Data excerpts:
▶

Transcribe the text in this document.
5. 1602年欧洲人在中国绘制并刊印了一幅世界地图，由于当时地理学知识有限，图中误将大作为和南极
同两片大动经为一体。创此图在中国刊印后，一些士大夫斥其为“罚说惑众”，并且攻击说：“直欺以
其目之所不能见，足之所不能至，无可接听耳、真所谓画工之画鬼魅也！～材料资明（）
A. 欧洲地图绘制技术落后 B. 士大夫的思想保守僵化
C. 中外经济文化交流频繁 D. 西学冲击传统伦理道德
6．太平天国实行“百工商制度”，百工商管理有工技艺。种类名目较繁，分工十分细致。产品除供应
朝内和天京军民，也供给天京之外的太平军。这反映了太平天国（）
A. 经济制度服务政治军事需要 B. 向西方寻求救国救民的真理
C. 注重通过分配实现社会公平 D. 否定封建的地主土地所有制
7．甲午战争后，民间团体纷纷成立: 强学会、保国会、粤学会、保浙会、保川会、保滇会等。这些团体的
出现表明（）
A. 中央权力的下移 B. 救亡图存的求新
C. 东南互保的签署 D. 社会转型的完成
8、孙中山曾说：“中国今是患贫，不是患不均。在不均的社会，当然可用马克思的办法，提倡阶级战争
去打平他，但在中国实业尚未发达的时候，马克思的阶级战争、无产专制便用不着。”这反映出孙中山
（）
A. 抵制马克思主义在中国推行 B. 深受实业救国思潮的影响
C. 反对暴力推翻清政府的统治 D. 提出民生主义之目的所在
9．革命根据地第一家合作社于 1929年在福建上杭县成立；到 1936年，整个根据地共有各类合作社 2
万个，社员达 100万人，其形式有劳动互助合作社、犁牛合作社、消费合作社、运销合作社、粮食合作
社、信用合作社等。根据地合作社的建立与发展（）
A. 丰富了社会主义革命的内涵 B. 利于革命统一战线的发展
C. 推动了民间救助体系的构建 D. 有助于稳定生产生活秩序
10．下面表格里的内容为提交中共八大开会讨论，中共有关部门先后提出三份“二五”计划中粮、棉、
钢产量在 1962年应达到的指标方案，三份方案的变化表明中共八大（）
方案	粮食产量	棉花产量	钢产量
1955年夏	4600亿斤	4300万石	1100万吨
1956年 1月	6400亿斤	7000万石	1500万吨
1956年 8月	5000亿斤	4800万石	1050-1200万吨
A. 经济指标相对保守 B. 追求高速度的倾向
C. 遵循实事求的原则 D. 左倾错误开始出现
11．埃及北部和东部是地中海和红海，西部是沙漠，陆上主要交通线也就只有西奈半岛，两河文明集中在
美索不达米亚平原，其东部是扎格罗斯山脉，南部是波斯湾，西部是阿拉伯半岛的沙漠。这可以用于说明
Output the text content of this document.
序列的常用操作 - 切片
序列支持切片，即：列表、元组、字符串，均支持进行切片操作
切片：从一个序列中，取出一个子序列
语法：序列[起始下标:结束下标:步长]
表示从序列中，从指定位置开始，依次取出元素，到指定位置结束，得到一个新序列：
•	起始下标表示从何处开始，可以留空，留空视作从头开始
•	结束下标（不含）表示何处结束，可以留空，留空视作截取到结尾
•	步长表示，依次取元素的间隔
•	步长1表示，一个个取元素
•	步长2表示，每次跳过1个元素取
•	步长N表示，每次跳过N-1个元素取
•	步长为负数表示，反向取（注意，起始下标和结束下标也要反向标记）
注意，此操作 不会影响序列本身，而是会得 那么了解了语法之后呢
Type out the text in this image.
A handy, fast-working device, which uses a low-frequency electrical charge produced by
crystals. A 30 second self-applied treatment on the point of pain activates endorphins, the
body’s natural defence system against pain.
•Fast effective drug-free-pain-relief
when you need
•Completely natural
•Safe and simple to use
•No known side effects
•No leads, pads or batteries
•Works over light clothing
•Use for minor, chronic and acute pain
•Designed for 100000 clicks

◀

• _Problem requirements_:
Return the line that contains "Type out the text in this image." and all lines after it, verbatim, and nothing else.

• _Full answer_:
Type out the text in this image.
A handy, fast-working device, which uses a low-frequency electrical charge produced by
crystals. A 30 second self-applied treatment on the point of pain activates endorphins, the
body’s natural defence system against pain.
•Fast effective drug-free-pain-relief
when you need
•Completely natural
•Safe and simple to use
•No known side effects
•No leads, pads or batteries
•Works over light clothing
•Use for minor, chronic and acute pain
•Designed for 100000 clicks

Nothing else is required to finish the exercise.